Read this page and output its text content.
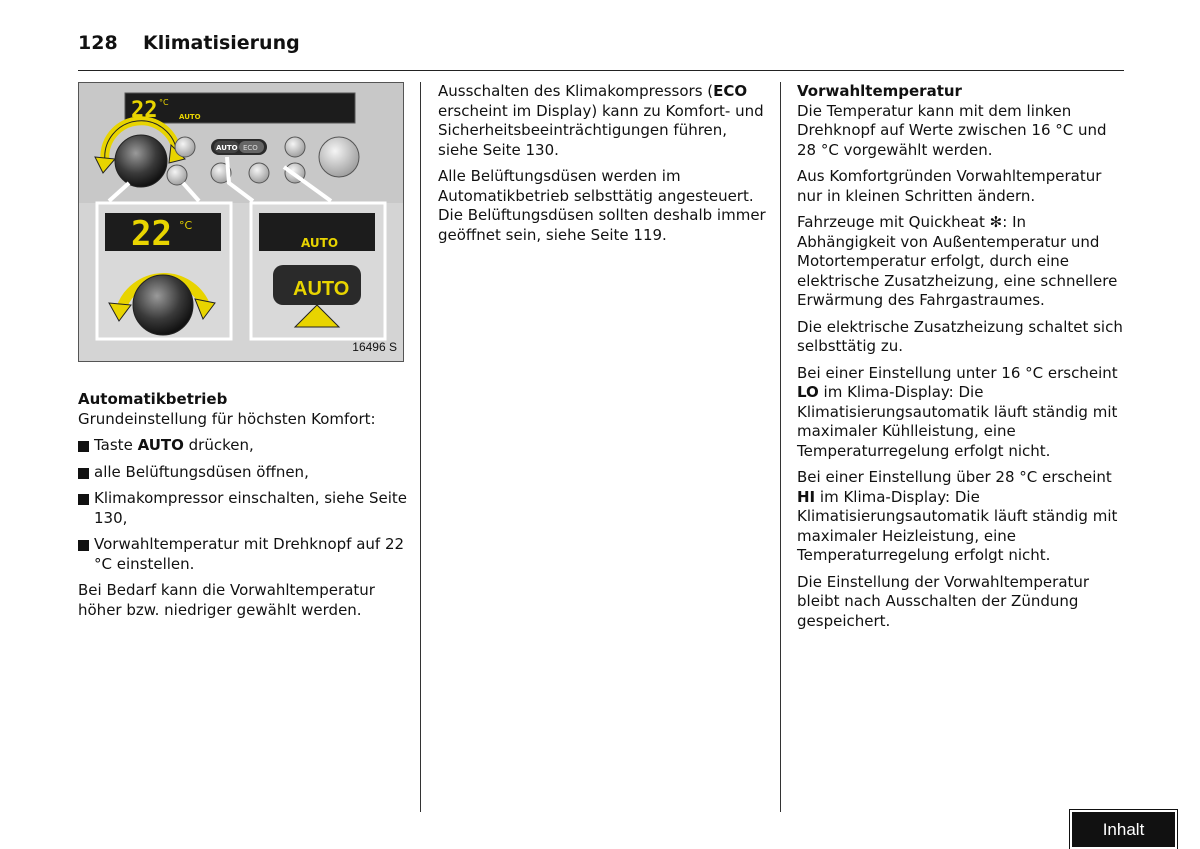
128 Klimatisierung
22 °C
AUTO
AUTO ECO
22 °C
AUTO
AUTO
16496 S

Automatikbetrieb

Grundeinstellung für höchsten Komfort:

Taste AUTO drücken,

alle Belüftungsdüsen öffnen,

Klimakompressor einschalten, siehe Seite 130,

Vorwahltemperatur mit Drehknopf auf 22 °C einstellen.

Bei Bedarf kann die Vorwahltemperatur höher bzw. niedriger gewählt werden.

Ausschalten des Klimakompressors (ECO erscheint im Display) kann zu Komfort- und Sicherheitsbeeinträchtigungen führen, siehe Seite 130.

Alle Belüftungsdüsen werden im Automatikbetrieb selbsttätig angesteuert. Die Belüftungsdüsen sollten deshalb immer geöffnet sein, siehe Seite 119.

Vorwahltemperatur

Die Temperatur kann mit dem linken Drehknopf auf Werte zwischen 16 °C und 28 °C vorgewählt werden.

Aus Komfortgründen Vorwahltemperatur nur in kleinen Schritten ändern.

Fahrzeuge mit Quickheat ✻: In Abhängigkeit von Außentemperatur und Motortemperatur erfolgt, durch eine elektrische Zusatzheizung, eine schnellere Erwärmung des Fahrgastraumes.

Die elektrische Zusatzheizung schaltet sich selbsttätig zu.

Bei einer Einstellung unter 16 °C erscheint LO im Klima-Display: Die Klimatisierungsautomatik läuft ständig mit maximaler Kühlleistung, eine Temperaturregelung erfolgt nicht.

Bei einer Einstellung über 28 °C erscheint HI im Klima-Display: Die Klimatisierungsautomatik läuft ständig mit maximaler Heizleistung, eine Temperaturregelung erfolgt nicht.

Die Einstellung der Vorwahltemperatur bleibt nach Ausschalten der Zündung gespeichert.

Inhalt
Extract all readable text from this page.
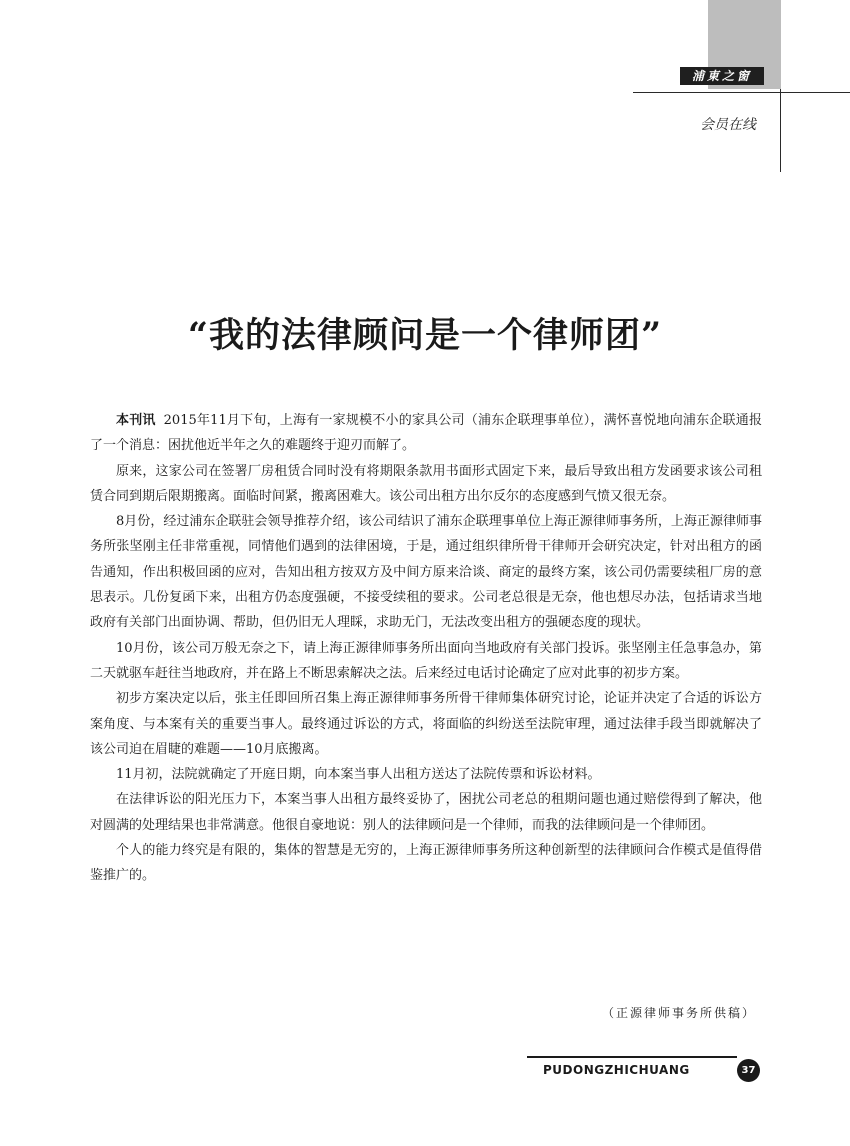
浦東之窗
会员在线
“我的法律顾问是一个律师团”

本刊讯 2015年11月下旬，上海有一家规模不小的家具公司（浦东企联理事单位），满怀喜悦地向浦东企联通报了一个消息：困扰他近半年之久的难题终于迎刃而解了。

原来，这家公司在签署厂房租赁合同时没有将期限条款用书面形式固定下来，最后导致出租方发函要求该公司租赁合同到期后限期搬离。面临时间紧，搬离困难大。该公司出租方出尔反尔的态度感到气愤又很无奈。

8月份，经过浦东企联驻会领导推荐介绍，该公司结识了浦东企联理事单位上海正源律师事务所，上海正源律师事务所张坚刚主任非常重视，同情他们遇到的法律困境，于是，通过组织律所骨干律师开会研究决定，针对出租方的函告通知，作出积极回函的应对，告知出租方按双方及中间方原来洽谈、商定的最终方案，该公司仍需要续租厂房的意思表示。几份复函下来，出租方仍态度强硬，不接受续租的要求。公司老总很是无奈，他也想尽办法，包括请求当地政府有关部门出面协调、帮助，但仍旧无人理睬，求助无门，无法改变出租方的强硬态度的现状。

10月份，该公司万般无奈之下，请上海正源律师事务所出面向当地政府有关部门投诉。张坚刚主任急事急办，第二天就驱车赶往当地政府，并在路上不断思索解决之法。后来经过电话讨论确定了应对此事的初步方案。

初步方案决定以后，张主任即回所召集上海正源律师事务所骨干律师集体研究讨论，论证并决定了合适的诉讼方案角度、与本案有关的重要当事人。最终通过诉讼的方式，将面临的纠纷送至法院审理，通过法律手段当即就解决了该公司迫在眉睫的难题——10月底搬离。

11月初，法院就确定了开庭日期，向本案当事人出租方送达了法院传票和诉讼材料。

在法律诉讼的阳光压力下，本案当事人出租方最终妥协了，困扰公司老总的租期问题也通过赔偿得到了解决，他对圆满的处理结果也非常满意。他很自豪地说：别人的法律顾问是一个律师，而我的法律顾问是一个律师团。

个人的能力终究是有限的，集体的智慧是无穷的，上海正源律师事务所这种创新型的法律顾问合作模式是值得借鉴推广的。

（正源律师事务所供稿）
PUDONGZHICHUANG	37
##############################
→ WHAT THE EXERCISE ASKS:
Every entry above is to be set down exactly; the pictures are to be left out.

→ EXERCISE SOLUTION:
Read this page and output its text content.
128 Klimatisierung
22 °C
AUTO
AUTO ECO
22 °C
AUTO
AUTO
16496 S

Automatikbetrieb

Grundeinstellung für höchsten Komfort:

Taste AUTO drücken,

alle Belüftungsdüsen öffnen,

Klimakompressor einschalten, siehe Seite 130,

Vorwahltemperatur mit Drehknopf auf 22 °C einstellen.

Bei Bedarf kann die Vorwahltemperatur höher bzw. niedriger gewählt werden.

Ausschalten des Klimakompressors (ECO erscheint im Display) kann zu Komfort- und Sicherheitsbeeinträchtigungen führen, siehe Seite 130.

Alle Belüftungsdüsen werden im Automatikbetrieb selbsttätig angesteuert. Die Belüftungsdüsen sollten deshalb immer geöffnet sein, siehe Seite 119.

Vorwahltemperatur

Die Temperatur kann mit dem linken Drehknopf auf Werte zwischen 16 °C und 28 °C vorgewählt werden.

Aus Komfortgründen Vorwahltemperatur nur in kleinen Schritten ändern.

Fahrzeuge mit Quickheat ✻: In Abhängigkeit von Außentemperatur und Motortemperatur erfolgt, durch eine elektrische Zusatzheizung, eine schnellere Erwärmung des Fahrgastraumes.

Die elektrische Zusatzheizung schaltet sich selbsttätig zu.

Bei einer Einstellung unter 16 °C erscheint LO im Klima-Display: Die Klimatisierungsautomatik läuft ständig mit maximaler Kühlleistung, eine Temperaturregelung erfolgt nicht.

Bei einer Einstellung über 28 °C erscheint HI im Klima-Display: Die Klimatisierungsautomatik läuft ständig mit maximaler Heizleistung, eine Temperaturregelung erfolgt nicht.

Die Einstellung der Vorwahltemperatur bleibt nach Ausschalten der Zündung gespeichert.

Inhalt
Extract all readable text from this page.
浦東之窗
会员在线
“我的法律顾问是一个律师团”

本刊讯 2015年11月下旬，上海有一家规模不小的家具公司（浦东企联理事单位），满怀喜悦地向浦东企联通报了一个消息：困扰他近半年之久的难题终于迎刃而解了。

原来，这家公司在签署厂房租赁合同时没有将期限条款用书面形式固定下来，最后导致出租方发函要求该公司租赁合同到期后限期搬离。面临时间紧，搬离困难大。该公司出租方出尔反尔的态度感到气愤又很无奈。

8月份，经过浦东企联驻会领导推荐介绍，该公司结识了浦东企联理事单位上海正源律师事务所，上海正源律师事务所张坚刚主任非常重视，同情他们遇到的法律困境，于是，通过组织律所骨干律师开会研究决定，针对出租方的函告通知，作出积极回函的应对，告知出租方按双方及中间方原来洽谈、商定的最终方案，该公司仍需要续租厂房的意思表示。几份复函下来，出租方仍态度强硬，不接受续租的要求。公司老总很是无奈，他也想尽办法，包括请求当地政府有关部门出面协调、帮助，但仍旧无人理睬，求助无门，无法改变出租方的强硬态度的现状。

10月份，该公司万般无奈之下，请上海正源律师事务所出面向当地政府有关部门投诉。张坚刚主任急事急办，第二天就驱车赶往当地政府，并在路上不断思索解决之法。后来经过电话讨论确定了应对此事的初步方案。

初步方案决定以后，张主任即回所召集上海正源律师事务所骨干律师集体研究讨论，论证并决定了合适的诉讼方案角度、与本案有关的重要当事人。最终通过诉讼的方式，将面临的纠纷送至法院审理，通过法律手段当即就解决了该公司迫在眉睫的难题——10月底搬离。

11月初，法院就确定了开庭日期，向本案当事人出租方送达了法院传票和诉讼材料。

在法律诉讼的阳光压力下，本案当事人出租方最终妥协了，困扰公司老总的租期问题也通过赔偿得到了解决，他对圆满的处理结果也非常满意。他很自豪地说：别人的法律顾问是一个律师，而我的法律顾问是一个律师团。

个人的能力终究是有限的，集体的智慧是无穷的，上海正源律师事务所这种创新型的法律顾问合作模式是值得借鉴推广的。

（正源律师事务所供稿）
PUDONGZHICHUANG	37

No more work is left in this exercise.